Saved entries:

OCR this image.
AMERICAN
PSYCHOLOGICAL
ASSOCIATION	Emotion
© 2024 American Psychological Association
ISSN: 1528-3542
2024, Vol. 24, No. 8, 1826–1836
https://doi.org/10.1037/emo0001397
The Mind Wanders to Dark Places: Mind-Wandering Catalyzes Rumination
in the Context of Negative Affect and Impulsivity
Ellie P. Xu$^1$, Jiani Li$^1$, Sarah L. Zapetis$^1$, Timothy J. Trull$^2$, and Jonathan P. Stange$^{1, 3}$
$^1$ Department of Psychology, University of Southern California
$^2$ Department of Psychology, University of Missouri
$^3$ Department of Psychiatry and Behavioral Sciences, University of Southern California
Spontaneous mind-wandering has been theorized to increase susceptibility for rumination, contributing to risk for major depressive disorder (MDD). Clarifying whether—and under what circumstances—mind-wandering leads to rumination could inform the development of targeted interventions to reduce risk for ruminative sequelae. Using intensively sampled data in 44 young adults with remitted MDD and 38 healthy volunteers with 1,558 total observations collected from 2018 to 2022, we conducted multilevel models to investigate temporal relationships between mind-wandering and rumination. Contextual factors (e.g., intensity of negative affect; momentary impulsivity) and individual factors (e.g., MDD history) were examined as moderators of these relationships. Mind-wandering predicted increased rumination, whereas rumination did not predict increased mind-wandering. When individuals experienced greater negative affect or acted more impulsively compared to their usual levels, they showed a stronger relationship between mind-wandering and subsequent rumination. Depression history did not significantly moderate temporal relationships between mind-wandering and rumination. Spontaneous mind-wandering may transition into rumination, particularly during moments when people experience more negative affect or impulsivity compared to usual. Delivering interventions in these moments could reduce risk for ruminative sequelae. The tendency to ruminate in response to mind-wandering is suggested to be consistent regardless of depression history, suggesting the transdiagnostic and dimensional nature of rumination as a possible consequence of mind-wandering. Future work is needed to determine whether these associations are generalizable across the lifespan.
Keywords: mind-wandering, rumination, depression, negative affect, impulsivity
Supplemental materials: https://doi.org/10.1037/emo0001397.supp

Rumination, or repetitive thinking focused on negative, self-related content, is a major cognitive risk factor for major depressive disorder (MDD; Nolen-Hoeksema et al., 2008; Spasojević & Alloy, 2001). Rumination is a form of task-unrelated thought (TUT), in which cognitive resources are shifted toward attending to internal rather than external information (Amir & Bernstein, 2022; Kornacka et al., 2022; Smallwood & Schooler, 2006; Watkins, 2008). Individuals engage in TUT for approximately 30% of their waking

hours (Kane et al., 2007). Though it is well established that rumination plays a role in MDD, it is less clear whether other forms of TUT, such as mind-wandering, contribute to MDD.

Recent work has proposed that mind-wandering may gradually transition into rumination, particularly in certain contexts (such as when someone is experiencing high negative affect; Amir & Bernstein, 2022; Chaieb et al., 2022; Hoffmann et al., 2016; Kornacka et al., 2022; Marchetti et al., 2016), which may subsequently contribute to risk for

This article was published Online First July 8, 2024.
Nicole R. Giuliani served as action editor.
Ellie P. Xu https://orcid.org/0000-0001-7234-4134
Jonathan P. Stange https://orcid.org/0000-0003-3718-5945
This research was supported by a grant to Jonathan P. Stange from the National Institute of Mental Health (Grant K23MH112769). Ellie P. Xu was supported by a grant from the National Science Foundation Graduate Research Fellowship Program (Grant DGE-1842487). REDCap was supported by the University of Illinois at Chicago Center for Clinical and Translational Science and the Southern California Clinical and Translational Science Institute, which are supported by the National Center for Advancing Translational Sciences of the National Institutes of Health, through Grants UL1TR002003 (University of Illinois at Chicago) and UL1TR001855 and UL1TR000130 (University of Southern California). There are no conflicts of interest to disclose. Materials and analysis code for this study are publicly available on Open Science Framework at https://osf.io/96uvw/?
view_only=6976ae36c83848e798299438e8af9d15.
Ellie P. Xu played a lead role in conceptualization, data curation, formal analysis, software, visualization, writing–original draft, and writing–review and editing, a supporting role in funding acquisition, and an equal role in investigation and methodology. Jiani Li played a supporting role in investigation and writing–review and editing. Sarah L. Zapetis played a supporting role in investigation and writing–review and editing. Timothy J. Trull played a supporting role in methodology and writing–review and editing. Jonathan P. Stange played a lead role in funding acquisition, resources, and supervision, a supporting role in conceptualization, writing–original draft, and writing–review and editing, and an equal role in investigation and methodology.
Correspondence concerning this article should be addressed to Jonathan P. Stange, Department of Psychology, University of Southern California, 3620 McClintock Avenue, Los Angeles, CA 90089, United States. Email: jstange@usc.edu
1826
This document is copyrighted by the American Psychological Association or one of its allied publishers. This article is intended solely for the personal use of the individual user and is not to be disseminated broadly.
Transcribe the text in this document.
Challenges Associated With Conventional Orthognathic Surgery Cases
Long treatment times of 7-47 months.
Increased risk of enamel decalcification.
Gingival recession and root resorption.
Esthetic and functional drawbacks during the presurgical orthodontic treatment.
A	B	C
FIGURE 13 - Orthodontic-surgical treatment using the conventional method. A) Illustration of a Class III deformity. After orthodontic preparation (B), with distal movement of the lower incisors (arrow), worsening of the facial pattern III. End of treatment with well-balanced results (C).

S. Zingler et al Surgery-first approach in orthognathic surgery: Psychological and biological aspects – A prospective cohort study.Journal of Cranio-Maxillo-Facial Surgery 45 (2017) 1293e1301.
* * *
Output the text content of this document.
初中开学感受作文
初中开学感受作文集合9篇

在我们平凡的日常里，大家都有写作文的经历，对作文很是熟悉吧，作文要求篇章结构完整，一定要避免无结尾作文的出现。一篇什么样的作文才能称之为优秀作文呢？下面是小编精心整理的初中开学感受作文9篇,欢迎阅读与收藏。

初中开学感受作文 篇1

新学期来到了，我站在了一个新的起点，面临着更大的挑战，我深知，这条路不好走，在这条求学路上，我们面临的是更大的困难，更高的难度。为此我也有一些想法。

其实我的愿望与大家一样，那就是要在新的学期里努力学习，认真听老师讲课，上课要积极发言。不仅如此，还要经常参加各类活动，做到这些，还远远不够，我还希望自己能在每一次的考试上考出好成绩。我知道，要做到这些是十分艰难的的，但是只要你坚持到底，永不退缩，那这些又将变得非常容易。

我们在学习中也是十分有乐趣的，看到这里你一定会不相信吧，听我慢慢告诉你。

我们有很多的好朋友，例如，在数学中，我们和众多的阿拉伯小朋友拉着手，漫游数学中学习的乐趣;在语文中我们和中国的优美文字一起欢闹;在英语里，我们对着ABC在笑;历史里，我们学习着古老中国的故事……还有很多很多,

What this task involves: Pull every line containing "University" from the material above.

Written answer:
$^1$ Department of Psychology, University of Southern California
$^2$ Department of Psychology, University of Missouri
$^3$ Department of Psychiatry and Behavioral Sciences, University of Southern California
This research was supported by a grant to Jonathan P. Stange from the National Institute of Mental Health (Grant K23MH112769). Ellie P. Xu was supported by a grant from the National Science Foundation Graduate Research Fellowship Program (Grant DGE-1842487). REDCap was supported by the University of Illinois at Chicago Center for Clinical and Translational Science and the Southern California Clinical and Translational Science Institute, which are supported by the National Center for Advancing Translational Sciences of the National Institutes of Health, through Grants UL1TR002003 (University of Illinois at Chicago) and UL1TR001855 and UL1TR000130 (University of Southern California). There are no conflicts of interest to disclose. Materials and analysis code for this study are publicly available on Open Science Framework at https://osf.io/96uvw/?
Correspondence concerning this article should be addressed to Jonathan P. Stange, Department of Psychology, University of Southern California, 3620 McClintock Avenue, Los Angeles, CA 90089, United States. Email: jstange@usc.edu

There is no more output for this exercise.